-- Begin Provided text --

Question

Two plates each of mass $m$ are connected by a massless spring as shown below.

A weight $w$ is put on the upper plate which compresses the spring further. When $w$ is removed, the entire assembly jumps up. The minimum weight $w$ needed for the assembly to jump up when the weight is removed is just more than

• A. m
• B. 2m
• C. 3m
• D. 4m

Answer 1

Answer: (B)

For block $m_{2}$ to lift off,
Spring force = Weight of block
$\Rightarrow $ $kx = mg$ or $x =\frac{mg}{k}$
Now, from energy conservation (position (I and II marked in the diagram),
Initial stored energy (due to $h$ compression) = Energy of extended spring + Potential energy of mass of upper block
$\Rightarrow \frac{1}{2}kh^{2}=mg \left(h+x\right)+\frac{1}{2}kx^{3}$
$\Rightarrow \frac{1}{2}kh^{2}=mg\left(h+\frac{mg}{k}\right)+\frac{1}{2}k\left(\frac{mg}{k}\right)^{2}$
$\Rightarrow \frac{1}{2}kh^{2}=mgh+\frac{m^{2}g^{2}}{k}+\frac{m^{2}g^{2}}{2k}$
$\Rightarrow \frac{kh^2}{2} = mgh + \frac{3m^2g^2}{2k}$
$\Rightarrow k^{2}h^{2}- (2mgk)h -3m^2g^2 =0 $
$h = \frac {2mgk \pm \sqrt{4m^{2}g^{2}k^{2}-4(k^{2})(-3m^{2}g^{2})}}{2k^{2}}$
$=\frac{2mgk\pm4mgk }{2k^{2}}=\frac{3mg}{k}$
or $hk = 3mg$
Now, considering equilibrium in position 1,
Spring force = Weight of upper block +Weight of mass M
$\Rightarrow kh =mg+Mg$
$ \Rightarrow 3mg =mg+Mg $
or $M=2m $

-- End Provided text --
-- Begin Information supplied --

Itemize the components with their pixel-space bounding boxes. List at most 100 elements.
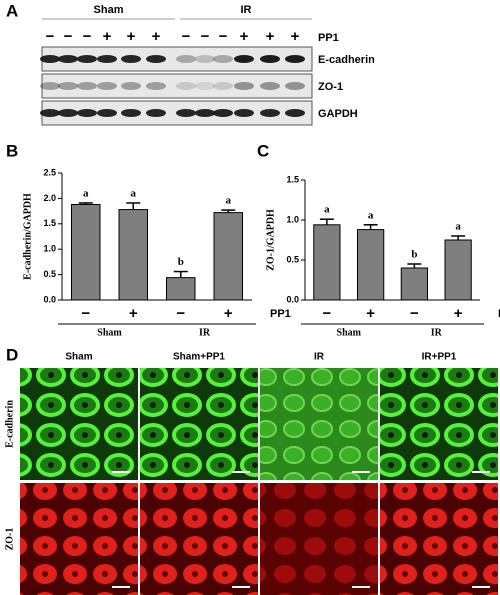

-- End Information supplied --

▸ Given instruction: In the spring-and-plates problem, which answer option does the solution give as correct? The data play no part here.

▸ Result of this task: Option B, 2m.